WHAT THE TASK ASKS:
"счет" appears in how many lines of the entries? State only the number.

Data entries:
○ ○ ○

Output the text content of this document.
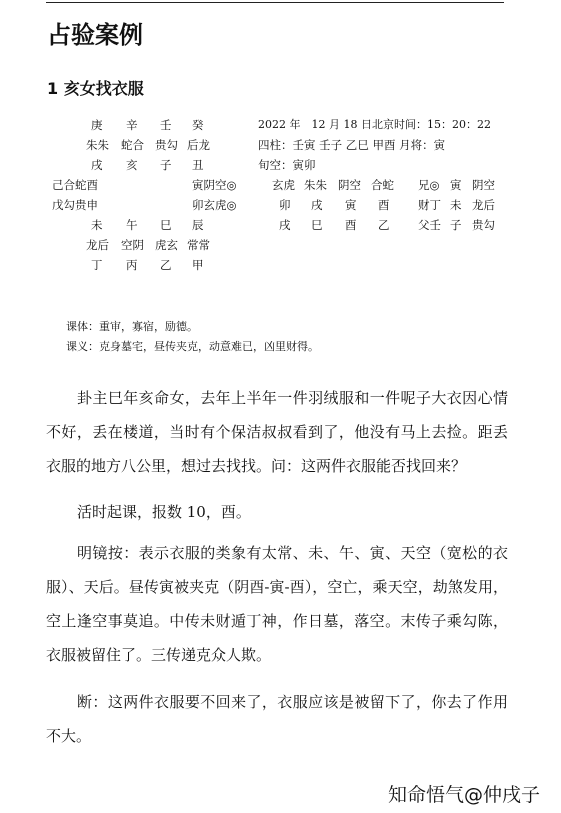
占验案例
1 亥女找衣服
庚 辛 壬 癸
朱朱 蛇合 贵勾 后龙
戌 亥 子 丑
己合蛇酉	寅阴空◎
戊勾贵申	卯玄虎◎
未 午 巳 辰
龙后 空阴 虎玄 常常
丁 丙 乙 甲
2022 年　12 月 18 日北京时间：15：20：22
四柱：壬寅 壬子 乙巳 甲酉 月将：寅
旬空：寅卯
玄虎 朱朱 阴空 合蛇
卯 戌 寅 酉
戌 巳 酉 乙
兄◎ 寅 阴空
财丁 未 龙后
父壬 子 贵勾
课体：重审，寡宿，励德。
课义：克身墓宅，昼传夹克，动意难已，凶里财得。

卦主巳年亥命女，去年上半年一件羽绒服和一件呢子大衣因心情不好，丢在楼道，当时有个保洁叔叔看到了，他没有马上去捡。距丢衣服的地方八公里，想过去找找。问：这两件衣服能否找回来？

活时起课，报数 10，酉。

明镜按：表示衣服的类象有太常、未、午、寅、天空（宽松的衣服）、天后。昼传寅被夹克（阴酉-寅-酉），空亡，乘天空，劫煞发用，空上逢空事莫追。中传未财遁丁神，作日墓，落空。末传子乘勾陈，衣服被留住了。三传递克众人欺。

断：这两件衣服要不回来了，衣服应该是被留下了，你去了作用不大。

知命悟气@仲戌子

○ ○ ○

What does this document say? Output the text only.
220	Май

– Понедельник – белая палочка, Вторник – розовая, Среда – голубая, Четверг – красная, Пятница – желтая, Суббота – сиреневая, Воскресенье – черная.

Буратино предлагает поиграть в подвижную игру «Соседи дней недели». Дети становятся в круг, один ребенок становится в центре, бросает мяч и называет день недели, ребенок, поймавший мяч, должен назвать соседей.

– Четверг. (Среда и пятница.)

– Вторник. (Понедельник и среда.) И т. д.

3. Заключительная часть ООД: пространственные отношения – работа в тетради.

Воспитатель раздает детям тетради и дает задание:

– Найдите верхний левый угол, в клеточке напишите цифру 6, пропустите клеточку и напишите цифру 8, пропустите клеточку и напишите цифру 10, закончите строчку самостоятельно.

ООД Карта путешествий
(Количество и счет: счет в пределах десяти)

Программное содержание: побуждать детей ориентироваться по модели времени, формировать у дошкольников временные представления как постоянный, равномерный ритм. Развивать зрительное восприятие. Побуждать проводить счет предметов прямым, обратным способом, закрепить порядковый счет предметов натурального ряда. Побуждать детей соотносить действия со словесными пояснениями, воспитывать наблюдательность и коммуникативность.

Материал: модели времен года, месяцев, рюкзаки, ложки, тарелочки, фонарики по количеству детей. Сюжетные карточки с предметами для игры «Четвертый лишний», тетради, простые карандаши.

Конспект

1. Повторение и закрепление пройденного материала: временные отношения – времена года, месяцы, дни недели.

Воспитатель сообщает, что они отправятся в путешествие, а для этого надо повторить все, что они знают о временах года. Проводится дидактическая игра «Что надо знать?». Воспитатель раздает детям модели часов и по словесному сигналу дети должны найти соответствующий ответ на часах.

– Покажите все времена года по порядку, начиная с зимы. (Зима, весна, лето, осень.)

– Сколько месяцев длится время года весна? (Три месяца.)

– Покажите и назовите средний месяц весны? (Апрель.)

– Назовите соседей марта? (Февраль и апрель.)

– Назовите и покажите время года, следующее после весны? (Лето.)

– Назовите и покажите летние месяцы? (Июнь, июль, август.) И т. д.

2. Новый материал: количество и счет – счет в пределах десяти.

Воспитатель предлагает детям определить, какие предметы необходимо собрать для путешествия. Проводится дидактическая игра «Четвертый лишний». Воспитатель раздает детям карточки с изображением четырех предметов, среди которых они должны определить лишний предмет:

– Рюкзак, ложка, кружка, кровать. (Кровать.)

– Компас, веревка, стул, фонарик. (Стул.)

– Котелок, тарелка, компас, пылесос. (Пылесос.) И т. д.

○ ○ ○

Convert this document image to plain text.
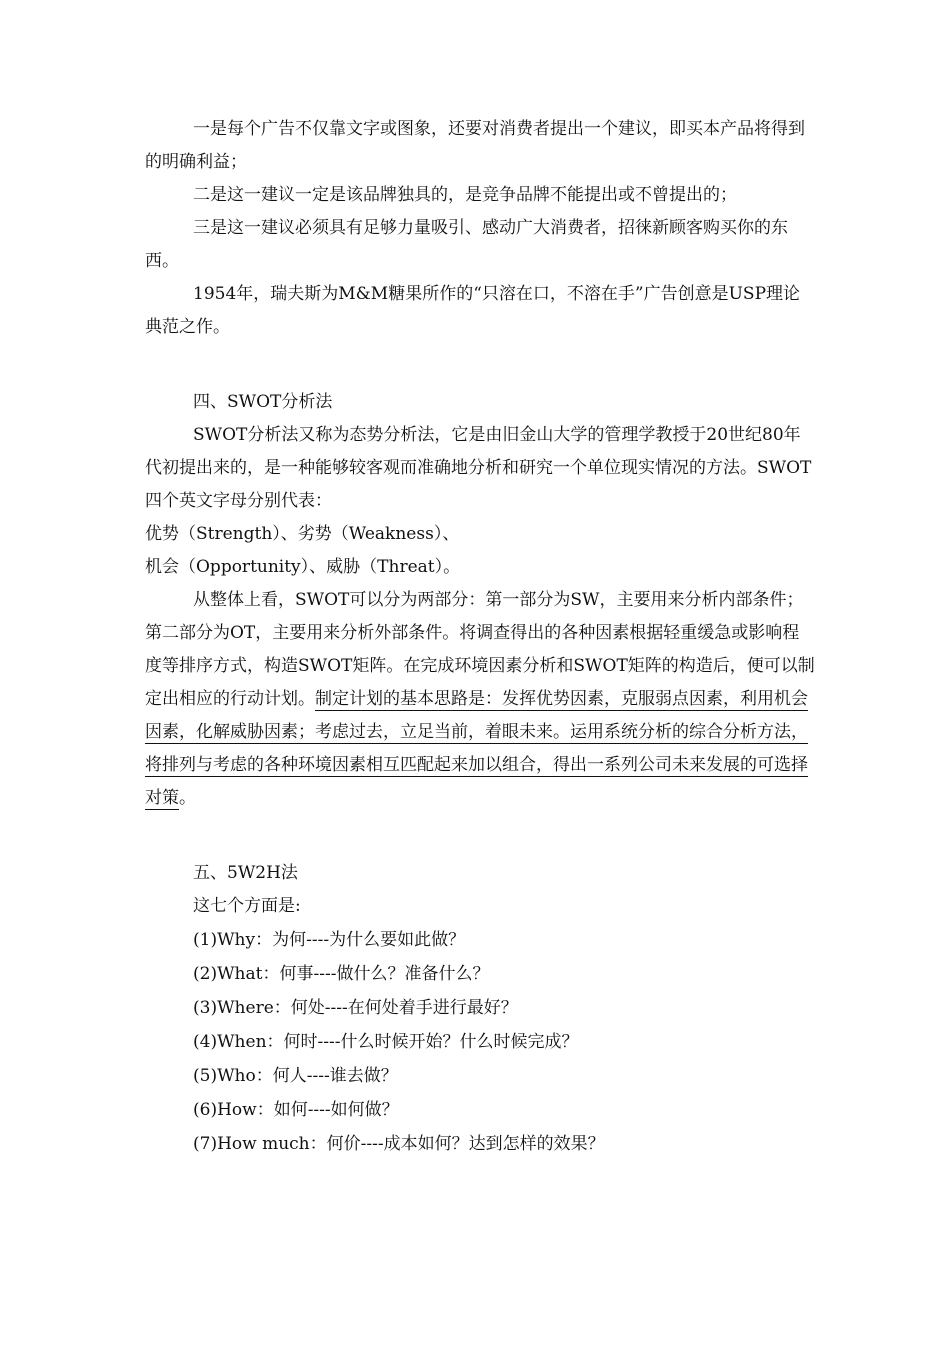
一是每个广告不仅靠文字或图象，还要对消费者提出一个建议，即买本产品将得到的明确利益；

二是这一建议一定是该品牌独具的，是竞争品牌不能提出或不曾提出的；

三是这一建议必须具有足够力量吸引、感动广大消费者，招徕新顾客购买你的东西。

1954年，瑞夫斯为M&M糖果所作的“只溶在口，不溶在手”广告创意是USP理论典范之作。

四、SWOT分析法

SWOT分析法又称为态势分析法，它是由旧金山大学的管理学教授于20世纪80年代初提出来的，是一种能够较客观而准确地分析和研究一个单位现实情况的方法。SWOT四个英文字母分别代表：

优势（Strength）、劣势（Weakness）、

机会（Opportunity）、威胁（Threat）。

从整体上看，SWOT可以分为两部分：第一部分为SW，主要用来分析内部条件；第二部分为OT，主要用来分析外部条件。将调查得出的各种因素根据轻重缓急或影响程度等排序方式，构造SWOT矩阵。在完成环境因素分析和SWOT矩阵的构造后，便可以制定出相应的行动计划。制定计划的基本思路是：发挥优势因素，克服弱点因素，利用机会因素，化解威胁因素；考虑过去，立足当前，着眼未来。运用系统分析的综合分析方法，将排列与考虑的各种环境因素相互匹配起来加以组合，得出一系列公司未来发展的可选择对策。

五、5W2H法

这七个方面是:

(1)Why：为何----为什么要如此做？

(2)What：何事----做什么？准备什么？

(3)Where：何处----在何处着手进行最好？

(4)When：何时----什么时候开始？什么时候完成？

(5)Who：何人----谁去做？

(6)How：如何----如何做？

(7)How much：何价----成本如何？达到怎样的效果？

○ ○ ○

RESULT OF THIS TASK:
3